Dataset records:
= = = = = = =
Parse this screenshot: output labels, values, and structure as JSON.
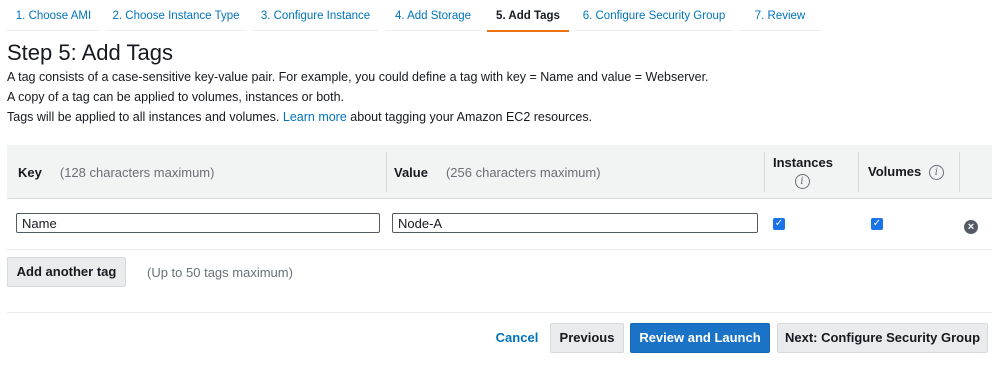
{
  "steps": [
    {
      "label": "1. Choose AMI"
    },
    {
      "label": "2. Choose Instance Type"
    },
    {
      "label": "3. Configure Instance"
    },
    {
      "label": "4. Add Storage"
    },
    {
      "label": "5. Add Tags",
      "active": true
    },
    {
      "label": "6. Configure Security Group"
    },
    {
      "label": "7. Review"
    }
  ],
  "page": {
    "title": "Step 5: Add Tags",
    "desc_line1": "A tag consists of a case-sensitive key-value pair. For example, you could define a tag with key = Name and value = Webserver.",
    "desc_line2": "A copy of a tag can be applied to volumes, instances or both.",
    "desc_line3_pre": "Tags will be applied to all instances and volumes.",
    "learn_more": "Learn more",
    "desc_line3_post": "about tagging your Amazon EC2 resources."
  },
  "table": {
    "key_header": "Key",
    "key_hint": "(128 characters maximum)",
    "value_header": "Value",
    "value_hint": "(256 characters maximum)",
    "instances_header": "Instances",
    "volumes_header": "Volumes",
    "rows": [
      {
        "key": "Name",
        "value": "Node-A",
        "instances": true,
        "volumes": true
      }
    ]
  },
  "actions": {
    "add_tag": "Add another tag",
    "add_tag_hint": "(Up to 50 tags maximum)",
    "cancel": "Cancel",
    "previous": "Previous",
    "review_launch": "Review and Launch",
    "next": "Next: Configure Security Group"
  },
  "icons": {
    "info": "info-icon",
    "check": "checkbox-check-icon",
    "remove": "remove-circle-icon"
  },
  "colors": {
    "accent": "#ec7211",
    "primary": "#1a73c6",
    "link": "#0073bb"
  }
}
= = = = = = =
Written task:
Transcribe the whole listing exactly. Pictures are excluded.

Worked answer:
Parse this screenshot: output labels, values, and structure as JSON.
{
  "steps": [
    {
      "label": "1. Choose AMI"
    },
    {
      "label": "2. Choose Instance Type"
    },
    {
      "label": "3. Configure Instance"
    },
    {
      "label": "4. Add Storage"
    },
    {
      "label": "5. Add Tags",
      "active": true
    },
    {
      "label": "6. Configure Security Group"
    },
    {
      "label": "7. Review"
    }
  ],
  "page": {
    "title": "Step 5: Add Tags",
    "desc_line1": "A tag consists of a case-sensitive key-value pair. For example, you could define a tag with key = Name and value = Webserver.",
    "desc_line2": "A copy of a tag can be applied to volumes, instances or both.",
    "desc_line3_pre": "Tags will be applied to all instances and volumes.",
    "learn_more": "Learn more",
    "desc_line3_post": "about tagging your Amazon EC2 resources."
  },
  "table": {
    "key_header": "Key",
    "key_hint": "(128 characters maximum)",
    "value_header": "Value",
    "value_hint": "(256 characters maximum)",
    "instances_header": "Instances",
    "volumes_header": "Volumes",
    "rows": [
      {
        "key": "Name",
        "value": "Node-A",
        "instances": true,
        "volumes": true
      }
    ]
  },
  "actions": {
    "add_tag": "Add another tag",
    "add_tag_hint": "(Up to 50 tags maximum)",
    "cancel": "Cancel",
    "previous": "Previous",
    "review_launch": "Review and Launch",
    "next": "Next: Configure Security Group"
  },
  "icons": {
    "info": "info-icon",
    "check": "checkbox-check-icon",
    "remove": "remove-circle-icon"
  },
  "colors": {
    "accent": "#ec7211",
    "primary": "#1a73c6",
    "link": "#0073bb"
  }
}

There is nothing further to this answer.